**Given request:** Pick every line from the data that holds the word "ἀκάθαρτα".

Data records
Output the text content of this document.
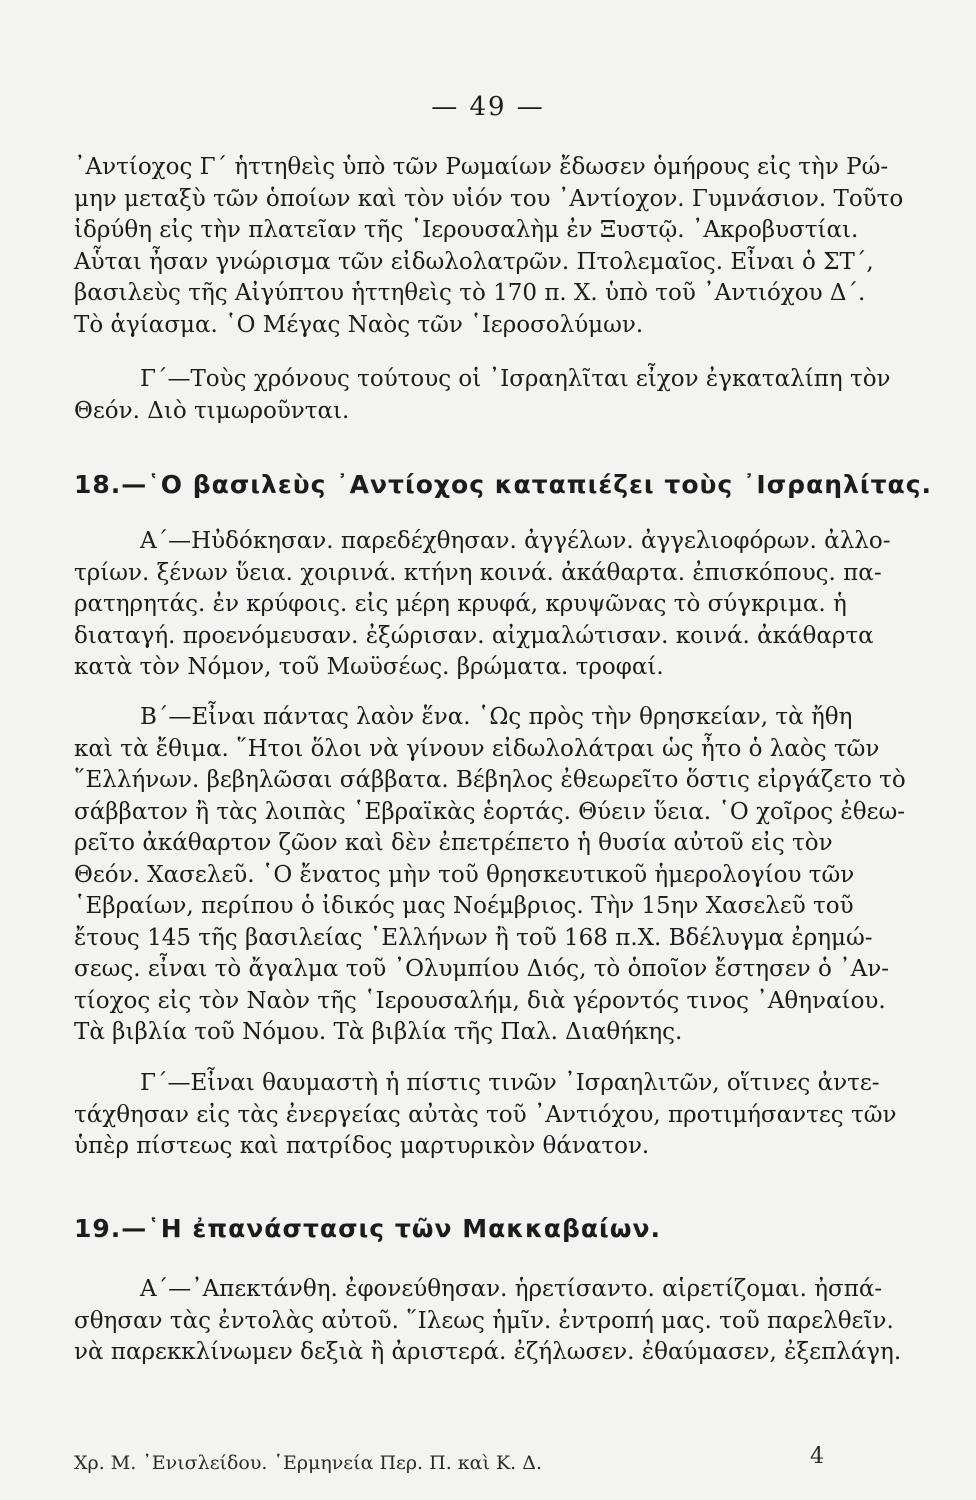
— 49 —
᾿Αντίοχος Γ΄ ἡττηθεὶς ὑπὸ τῶν Ρωμαίων ἔδωσεν ὁμήρους εἰς τὴν Ρώ-
μην μεταξὺ τῶν ὁποίων καὶ τὸν υἱόν του ᾿Αντίοχον. Γυμνάσιον. Τοῦτο
ἱδρύθη εἰς τὴν πλατεῖαν τῆς ῾Ιερουσαλὴμ ἐν Ξυστῷ. ᾿Ακροβυστίαι.
Αὗται ἦσαν γνώρισμα τῶν εἰδωλολατρῶν. Πτολεμαῖος. Εἶναι ὁ ΣΤ΄,
βασιλεὺς τῆς Αἰγύπτου ἡττηθεὶς τὸ 170 π. Χ. ὑπὸ τοῦ ᾿Αντιόχου Δ΄.
Τὸ ἁγίασμα. ῾Ο Μέγας Ναὸς τῶν ῾Ιεροσολύμων.
Γ΄—Τοὺς χρόνους τούτους οἱ ᾿Ισραηλῖται εἶχον ἐγκαταλίπη τὸν
Θεόν. Διὸ τιμωροῦνται.
18.—῾Ο βασιλεὺς ᾿Αντίοχος καταπιέζει τοὺς ᾿Ισραηλίτας.
Α΄—Ηὐδόκησαν. παρεδέχθησαν. ἀγγέλων. ἀγγελιοφόρων. ἀλλο-
τρίων. ξένων ὕεια. χοιρινά. κτήνη κοινά. ἀκάθαρτα. ἐπισκόπους. πα-
ρατηρητάς. ἐν κρύφοις. εἰς μέρη κρυφά, κρυψῶνας τὸ σύγκριμα. ἡ
διαταγή. προενόμευσαν. ἐξώρισαν. αἰχμαλώτισαν. κοινά. ἀκάθαρτα
κατὰ τὸν Νόμον, τοῦ Μωϋσέως. βρώματα. τροφαί.
Β΄—Εἶναι πάντας λαὸν ἕνα. ῾Ως πρὸς τὴν θρησκείαν, τὰ ἤθη
καὶ τὰ ἔθιμα. ῞Ητοι ὅλοι νὰ γίνουν εἰδωλολάτραι ὡς ἦτο ὁ λαὸς τῶν
῞Ελλήνων. βεβηλῶσαι σάββατα. Βέβηλος ἐθεωρεῖτο ὅστις εἰργάζετο τὸ
σάββατον ἢ τὰς λοιπὰς ῾Εβραϊκὰς ἑορτάς. Θύειν ὕεια. ῾Ο χοῖρος ἐθεω-
ρεῖτο ἀκάθαρτον ζῶον καὶ δὲν ἐπετρέπετο ἡ θυσία αὐτοῦ εἰς τὸν
Θεόν. Χασελεῦ. ῾Ο ἔνατος μὴν τοῦ θρησκευτικοῦ ἡμερολογίου τῶν
῾Εβραίων, περίπου ὁ ἰδικός μας Νοέμβριος. Τὴν 15ην Χασελεῦ τοῦ
ἔτους 145 τῆς βασιλείας ῾Ελλήνων ἢ τοῦ 168 π.Χ. Βδέλυγμα ἐρημώ-
σεως. εἶναι τὸ ἄγαλμα τοῦ ᾿Ολυμπίου Διός, τὸ ὁποῖον ἔστησεν ὁ ᾿Αν-
τίοχος εἰς τὸν Ναὸν τῆς ῾Ιερουσαλήμ, διὰ γέροντός τινος ᾿Αθηναίου.
Τὰ βιβλία τοῦ Νόμου. Τὰ βιβλία τῆς Παλ. Διαθήκης.
Γ΄—Εἶναι θαυμαστὴ ἡ πίστις τινῶν ᾿Ισραηλιτῶν, οἵτινες ἀντε-
τάχθησαν εἰς τὰς ἐνεργείας αὐτὰς τοῦ ᾿Αντιόχου, προτιμήσαντες τῶν
ὑπὲρ πίστεως καὶ πατρίδος μαρτυρικὸν θάνατον.
19.—῾Η ἐπανάστασις τῶν Μακκαβαίων.
Α΄—᾿Απεκτάνθη. ἐφονεύθησαν. ἡρετίσαντο. αἱρετίζομαι. ἠσπά-
σθησαν τὰς ἐντολὰς αὐτοῦ. ῞Ιλεως ἡμῖν. ἐντροπή μας. τοῦ παρελθεῖν.
νὰ παρεκκλίνωμεν δεξιὰ ἢ ἀριστερά. ἐζήλωσεν. ἐθαύμασεν, ἐξεπλάγη.
Χρ. Μ. ᾿Ενισλείδου. ῾Ερμηνεία Περ. Π. καὶ Κ. Δ.	4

**Reply:**
τρίων. ξένων ὕεια. χοιρινά. κτήνη κοινά. ἀκάθαρτα. ἐπισκόπους. πα-
διαταγή. προενόμευσαν. ἐξώρισαν. αἰχμαλώτισαν. κοινά. ἀκάθαρτα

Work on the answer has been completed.